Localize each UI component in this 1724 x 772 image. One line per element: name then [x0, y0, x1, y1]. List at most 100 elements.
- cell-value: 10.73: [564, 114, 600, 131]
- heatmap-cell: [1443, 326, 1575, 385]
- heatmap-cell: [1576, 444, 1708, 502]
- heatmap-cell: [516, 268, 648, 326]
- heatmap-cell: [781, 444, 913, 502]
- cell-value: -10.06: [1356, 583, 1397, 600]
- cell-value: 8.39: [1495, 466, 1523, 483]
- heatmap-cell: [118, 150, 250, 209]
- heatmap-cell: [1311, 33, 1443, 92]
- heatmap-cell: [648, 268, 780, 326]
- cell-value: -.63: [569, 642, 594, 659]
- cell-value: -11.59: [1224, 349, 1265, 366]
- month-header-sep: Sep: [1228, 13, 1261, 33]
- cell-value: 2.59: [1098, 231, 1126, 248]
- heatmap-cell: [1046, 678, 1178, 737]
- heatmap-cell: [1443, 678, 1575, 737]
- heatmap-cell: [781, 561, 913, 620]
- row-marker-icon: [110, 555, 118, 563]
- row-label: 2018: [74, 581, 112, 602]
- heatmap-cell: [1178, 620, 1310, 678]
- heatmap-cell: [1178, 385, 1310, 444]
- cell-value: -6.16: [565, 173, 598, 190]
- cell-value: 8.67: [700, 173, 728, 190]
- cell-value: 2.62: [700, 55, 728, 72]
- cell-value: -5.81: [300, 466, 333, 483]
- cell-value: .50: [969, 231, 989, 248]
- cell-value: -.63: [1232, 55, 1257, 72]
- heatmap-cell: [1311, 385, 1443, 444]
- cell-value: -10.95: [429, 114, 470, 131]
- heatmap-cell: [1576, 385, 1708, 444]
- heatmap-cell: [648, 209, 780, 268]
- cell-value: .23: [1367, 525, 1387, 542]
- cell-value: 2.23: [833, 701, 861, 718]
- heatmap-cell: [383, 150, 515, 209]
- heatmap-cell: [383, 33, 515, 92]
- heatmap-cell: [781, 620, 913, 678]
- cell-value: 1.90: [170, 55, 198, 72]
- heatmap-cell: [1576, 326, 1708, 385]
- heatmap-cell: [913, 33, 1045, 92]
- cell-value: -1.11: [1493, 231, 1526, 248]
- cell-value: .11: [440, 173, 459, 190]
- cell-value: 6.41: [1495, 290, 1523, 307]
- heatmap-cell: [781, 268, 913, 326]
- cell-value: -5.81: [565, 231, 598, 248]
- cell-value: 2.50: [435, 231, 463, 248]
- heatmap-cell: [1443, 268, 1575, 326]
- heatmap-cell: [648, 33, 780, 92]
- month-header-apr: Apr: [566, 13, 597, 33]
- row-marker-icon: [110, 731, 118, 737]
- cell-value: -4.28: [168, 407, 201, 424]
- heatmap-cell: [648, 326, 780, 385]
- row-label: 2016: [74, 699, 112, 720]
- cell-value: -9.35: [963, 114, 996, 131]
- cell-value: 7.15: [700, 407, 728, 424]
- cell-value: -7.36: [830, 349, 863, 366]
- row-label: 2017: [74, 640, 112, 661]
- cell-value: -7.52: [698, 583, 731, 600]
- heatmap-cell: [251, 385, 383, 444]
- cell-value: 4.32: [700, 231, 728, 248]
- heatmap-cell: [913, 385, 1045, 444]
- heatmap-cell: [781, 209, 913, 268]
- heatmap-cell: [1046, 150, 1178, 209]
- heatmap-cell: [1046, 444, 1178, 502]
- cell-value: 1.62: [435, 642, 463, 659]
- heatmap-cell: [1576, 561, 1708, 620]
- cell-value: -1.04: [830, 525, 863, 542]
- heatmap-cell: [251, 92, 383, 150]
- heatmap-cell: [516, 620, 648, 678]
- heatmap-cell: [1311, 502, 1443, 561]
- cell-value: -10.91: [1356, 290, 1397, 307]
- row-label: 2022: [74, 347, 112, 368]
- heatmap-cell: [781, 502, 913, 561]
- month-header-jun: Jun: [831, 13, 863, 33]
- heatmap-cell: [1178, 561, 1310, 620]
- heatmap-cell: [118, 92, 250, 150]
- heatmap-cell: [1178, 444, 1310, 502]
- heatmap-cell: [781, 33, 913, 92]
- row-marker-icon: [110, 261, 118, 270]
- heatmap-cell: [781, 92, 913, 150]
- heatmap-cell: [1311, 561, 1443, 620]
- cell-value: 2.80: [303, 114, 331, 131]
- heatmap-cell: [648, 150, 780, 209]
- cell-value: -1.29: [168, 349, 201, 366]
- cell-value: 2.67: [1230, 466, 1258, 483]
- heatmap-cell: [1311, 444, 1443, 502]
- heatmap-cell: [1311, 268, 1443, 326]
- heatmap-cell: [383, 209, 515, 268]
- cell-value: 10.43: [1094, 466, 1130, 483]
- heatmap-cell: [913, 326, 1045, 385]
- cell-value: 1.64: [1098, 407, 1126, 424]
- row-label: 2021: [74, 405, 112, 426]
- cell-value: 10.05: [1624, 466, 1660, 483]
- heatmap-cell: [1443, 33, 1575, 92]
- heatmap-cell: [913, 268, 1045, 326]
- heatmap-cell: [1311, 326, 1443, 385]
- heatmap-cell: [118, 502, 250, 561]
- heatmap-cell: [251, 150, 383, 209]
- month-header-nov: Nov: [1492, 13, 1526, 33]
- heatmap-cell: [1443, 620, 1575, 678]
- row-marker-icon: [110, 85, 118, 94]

What is being asked:
Reproduce, without any change, the lines from the very first one through the line containing "- row-marker-icon: [110, 555, 118, 563]", with both of those lines included.

Full response:
Localize each UI component in this 1724 x 772 image. One line per element: name then [x0, y0, x1, y1]. List at most 100 elements.
- cell-value: 10.73: [564, 114, 600, 131]
- heatmap-cell: [1443, 326, 1575, 385]
- heatmap-cell: [1576, 444, 1708, 502]
- heatmap-cell: [516, 268, 648, 326]
- heatmap-cell: [781, 444, 913, 502]
- cell-value: -10.06: [1356, 583, 1397, 600]
- cell-value: 8.39: [1495, 466, 1523, 483]
- heatmap-cell: [118, 150, 250, 209]
- heatmap-cell: [1311, 33, 1443, 92]
- heatmap-cell: [648, 268, 780, 326]
- cell-value: -.63: [569, 642, 594, 659]
- cell-value: -11.59: [1224, 349, 1265, 366]
- month-header-sep: Sep: [1228, 13, 1261, 33]
- cell-value: 2.59: [1098, 231, 1126, 248]
- heatmap-cell: [1046, 678, 1178, 737]
- heatmap-cell: [1443, 678, 1575, 737]
- heatmap-cell: [781, 561, 913, 620]
- row-marker-icon: [110, 555, 118, 563]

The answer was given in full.